Directions: Using the listing below, please gather every line containing the word "Intel".

======== Material shown ========

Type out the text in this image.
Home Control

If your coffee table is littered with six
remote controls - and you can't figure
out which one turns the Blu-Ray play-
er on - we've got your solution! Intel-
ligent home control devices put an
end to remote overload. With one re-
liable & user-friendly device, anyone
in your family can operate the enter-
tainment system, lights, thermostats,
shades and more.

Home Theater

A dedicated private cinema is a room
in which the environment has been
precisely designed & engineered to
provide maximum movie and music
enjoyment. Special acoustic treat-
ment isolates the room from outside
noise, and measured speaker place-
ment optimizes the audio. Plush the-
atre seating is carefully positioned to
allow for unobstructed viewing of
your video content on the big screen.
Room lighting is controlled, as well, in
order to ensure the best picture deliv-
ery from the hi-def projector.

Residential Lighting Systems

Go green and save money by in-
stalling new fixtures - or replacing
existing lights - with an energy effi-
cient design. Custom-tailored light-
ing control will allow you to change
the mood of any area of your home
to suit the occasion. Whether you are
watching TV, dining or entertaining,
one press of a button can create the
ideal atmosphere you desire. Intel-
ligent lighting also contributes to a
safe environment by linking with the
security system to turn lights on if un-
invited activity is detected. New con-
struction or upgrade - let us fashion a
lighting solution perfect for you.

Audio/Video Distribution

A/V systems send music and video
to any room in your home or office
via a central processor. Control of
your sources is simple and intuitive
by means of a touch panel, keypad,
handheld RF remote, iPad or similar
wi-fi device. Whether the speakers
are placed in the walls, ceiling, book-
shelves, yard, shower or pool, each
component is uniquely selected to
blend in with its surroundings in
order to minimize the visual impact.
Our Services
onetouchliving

========

In response:
er on - we've got your solution! Intel-
ideal atmosphere you desire. Intel-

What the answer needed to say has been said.